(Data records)
__________

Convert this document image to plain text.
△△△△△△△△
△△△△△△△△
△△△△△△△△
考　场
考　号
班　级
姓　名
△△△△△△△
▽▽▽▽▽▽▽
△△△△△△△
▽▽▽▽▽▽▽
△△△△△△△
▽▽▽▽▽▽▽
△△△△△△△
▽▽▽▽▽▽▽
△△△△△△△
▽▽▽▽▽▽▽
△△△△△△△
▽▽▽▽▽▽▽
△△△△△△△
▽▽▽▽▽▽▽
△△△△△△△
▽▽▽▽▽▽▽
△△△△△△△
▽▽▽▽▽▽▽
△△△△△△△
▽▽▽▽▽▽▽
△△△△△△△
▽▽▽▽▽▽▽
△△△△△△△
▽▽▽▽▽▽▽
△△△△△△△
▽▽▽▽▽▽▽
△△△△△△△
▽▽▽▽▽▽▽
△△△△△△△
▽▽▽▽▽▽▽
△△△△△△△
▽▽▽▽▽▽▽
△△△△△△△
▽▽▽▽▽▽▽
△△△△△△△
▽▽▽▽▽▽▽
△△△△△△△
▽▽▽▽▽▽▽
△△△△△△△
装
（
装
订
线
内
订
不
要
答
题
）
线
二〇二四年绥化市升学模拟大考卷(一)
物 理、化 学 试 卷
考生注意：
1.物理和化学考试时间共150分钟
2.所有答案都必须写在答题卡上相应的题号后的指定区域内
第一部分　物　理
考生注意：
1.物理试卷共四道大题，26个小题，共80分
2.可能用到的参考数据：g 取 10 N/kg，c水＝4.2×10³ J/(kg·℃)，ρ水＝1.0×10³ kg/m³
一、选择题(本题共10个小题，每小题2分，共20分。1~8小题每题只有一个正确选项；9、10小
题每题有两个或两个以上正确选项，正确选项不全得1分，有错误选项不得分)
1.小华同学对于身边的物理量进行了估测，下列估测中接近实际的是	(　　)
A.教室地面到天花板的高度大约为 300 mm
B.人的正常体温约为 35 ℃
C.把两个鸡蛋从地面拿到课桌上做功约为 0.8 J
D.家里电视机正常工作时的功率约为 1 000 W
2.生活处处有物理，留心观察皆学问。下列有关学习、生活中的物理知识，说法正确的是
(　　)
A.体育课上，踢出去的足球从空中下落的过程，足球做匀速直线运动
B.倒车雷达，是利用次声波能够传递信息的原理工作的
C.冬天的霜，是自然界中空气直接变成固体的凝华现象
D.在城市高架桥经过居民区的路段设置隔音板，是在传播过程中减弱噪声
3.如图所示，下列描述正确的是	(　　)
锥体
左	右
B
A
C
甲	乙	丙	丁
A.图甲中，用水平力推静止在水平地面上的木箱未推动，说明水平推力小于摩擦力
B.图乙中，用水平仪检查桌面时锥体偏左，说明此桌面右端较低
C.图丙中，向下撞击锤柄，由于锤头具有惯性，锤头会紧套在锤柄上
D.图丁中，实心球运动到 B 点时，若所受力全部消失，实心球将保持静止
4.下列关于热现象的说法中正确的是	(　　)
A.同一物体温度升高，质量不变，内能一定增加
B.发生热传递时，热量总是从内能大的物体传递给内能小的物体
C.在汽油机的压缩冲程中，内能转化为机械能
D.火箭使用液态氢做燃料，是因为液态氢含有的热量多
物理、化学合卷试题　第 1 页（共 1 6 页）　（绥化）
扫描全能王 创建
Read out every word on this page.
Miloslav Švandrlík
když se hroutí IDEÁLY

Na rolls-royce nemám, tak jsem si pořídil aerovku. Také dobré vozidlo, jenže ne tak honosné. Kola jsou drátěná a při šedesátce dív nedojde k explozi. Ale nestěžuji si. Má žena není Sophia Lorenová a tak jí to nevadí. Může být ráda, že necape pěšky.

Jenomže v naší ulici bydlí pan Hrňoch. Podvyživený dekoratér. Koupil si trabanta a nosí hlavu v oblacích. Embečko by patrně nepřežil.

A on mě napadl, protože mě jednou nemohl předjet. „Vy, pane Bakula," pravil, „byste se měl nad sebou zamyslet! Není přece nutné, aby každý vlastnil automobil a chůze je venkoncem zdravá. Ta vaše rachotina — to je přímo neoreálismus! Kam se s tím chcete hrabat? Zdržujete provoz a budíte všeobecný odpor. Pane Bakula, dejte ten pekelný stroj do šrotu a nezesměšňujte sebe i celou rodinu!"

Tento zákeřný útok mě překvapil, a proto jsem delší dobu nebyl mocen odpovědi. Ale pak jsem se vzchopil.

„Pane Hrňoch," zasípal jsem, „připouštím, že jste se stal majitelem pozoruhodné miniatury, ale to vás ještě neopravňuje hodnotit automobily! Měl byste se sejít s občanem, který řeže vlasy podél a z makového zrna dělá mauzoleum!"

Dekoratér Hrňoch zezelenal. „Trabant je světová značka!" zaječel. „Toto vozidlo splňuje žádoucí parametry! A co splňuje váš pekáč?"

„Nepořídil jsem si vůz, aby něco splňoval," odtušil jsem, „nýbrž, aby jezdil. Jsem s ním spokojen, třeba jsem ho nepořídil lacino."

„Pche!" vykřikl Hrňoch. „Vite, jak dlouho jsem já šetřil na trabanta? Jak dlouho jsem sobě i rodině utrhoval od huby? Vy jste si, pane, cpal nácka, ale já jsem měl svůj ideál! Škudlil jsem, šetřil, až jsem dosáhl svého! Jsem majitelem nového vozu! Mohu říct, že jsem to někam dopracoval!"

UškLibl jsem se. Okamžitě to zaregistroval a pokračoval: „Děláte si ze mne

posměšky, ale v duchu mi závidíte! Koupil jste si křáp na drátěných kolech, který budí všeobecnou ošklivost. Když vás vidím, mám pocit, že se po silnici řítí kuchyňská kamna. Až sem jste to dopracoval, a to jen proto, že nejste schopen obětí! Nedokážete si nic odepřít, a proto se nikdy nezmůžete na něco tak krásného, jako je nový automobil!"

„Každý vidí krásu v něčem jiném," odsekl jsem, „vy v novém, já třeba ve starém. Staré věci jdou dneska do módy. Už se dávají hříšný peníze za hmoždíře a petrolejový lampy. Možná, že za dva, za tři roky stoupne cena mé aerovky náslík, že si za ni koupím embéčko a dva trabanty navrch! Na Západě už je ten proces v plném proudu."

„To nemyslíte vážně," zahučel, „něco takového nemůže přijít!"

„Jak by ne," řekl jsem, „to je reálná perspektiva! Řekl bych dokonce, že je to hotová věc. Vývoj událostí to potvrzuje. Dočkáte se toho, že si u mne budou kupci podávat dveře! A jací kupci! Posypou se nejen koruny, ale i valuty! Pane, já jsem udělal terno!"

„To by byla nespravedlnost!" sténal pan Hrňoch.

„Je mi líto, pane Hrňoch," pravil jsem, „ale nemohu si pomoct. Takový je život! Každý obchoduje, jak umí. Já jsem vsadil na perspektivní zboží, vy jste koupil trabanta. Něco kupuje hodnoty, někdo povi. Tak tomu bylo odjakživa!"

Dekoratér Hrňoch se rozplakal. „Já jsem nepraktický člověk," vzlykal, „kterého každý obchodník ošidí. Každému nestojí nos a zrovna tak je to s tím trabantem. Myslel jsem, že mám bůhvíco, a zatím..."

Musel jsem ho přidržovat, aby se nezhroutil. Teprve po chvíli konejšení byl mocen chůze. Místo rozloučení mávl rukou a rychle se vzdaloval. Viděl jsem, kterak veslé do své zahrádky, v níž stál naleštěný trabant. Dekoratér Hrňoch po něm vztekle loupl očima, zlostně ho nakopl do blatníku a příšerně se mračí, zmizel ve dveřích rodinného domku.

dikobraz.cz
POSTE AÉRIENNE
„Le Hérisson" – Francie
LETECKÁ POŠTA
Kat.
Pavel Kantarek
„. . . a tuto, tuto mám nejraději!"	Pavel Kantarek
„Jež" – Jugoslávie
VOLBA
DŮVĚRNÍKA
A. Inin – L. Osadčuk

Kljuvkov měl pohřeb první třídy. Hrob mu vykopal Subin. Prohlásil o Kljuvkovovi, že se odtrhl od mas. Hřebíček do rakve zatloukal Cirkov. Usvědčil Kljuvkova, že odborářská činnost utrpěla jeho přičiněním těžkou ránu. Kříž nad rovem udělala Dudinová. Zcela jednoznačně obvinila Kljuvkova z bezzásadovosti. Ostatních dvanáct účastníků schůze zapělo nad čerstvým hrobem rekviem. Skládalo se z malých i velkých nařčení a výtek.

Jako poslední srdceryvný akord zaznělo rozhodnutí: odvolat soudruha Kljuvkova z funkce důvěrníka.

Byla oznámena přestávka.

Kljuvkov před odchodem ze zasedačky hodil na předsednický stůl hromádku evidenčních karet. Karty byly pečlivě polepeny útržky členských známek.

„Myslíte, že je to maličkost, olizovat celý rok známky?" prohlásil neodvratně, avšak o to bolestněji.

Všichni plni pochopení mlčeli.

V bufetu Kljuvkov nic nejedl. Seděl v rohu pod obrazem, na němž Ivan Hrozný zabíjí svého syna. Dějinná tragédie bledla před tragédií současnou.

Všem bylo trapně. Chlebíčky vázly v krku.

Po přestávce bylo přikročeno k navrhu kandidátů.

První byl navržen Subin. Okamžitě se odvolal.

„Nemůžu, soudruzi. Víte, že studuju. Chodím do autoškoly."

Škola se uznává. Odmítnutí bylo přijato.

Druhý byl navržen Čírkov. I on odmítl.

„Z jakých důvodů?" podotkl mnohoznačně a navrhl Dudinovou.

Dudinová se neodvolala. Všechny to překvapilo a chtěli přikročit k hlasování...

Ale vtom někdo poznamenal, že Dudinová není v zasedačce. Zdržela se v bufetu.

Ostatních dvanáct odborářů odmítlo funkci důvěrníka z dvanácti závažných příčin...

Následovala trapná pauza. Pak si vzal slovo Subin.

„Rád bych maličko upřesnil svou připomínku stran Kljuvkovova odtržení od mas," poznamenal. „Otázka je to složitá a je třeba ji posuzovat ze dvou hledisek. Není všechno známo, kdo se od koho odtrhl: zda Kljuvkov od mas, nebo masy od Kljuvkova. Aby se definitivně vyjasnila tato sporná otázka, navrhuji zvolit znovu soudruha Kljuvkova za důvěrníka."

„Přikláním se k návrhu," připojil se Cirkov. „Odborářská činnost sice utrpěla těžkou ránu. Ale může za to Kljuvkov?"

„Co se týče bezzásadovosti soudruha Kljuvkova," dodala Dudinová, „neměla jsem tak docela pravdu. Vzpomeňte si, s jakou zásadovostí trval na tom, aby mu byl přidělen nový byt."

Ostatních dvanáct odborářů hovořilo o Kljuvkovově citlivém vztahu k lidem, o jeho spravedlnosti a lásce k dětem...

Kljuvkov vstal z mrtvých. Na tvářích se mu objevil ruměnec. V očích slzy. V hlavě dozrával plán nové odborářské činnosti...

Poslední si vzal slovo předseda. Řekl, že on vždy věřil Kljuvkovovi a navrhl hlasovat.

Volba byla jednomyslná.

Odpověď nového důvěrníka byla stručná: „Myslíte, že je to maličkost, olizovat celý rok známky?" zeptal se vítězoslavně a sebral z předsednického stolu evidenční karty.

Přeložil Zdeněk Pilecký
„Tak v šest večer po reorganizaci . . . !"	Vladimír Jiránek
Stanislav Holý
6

__________

#### [EXERCISE DETAILS]
Note how many lines of the material contain the string "poznamenal". Then report that number by itself.

#### [FINAL RESULT]
2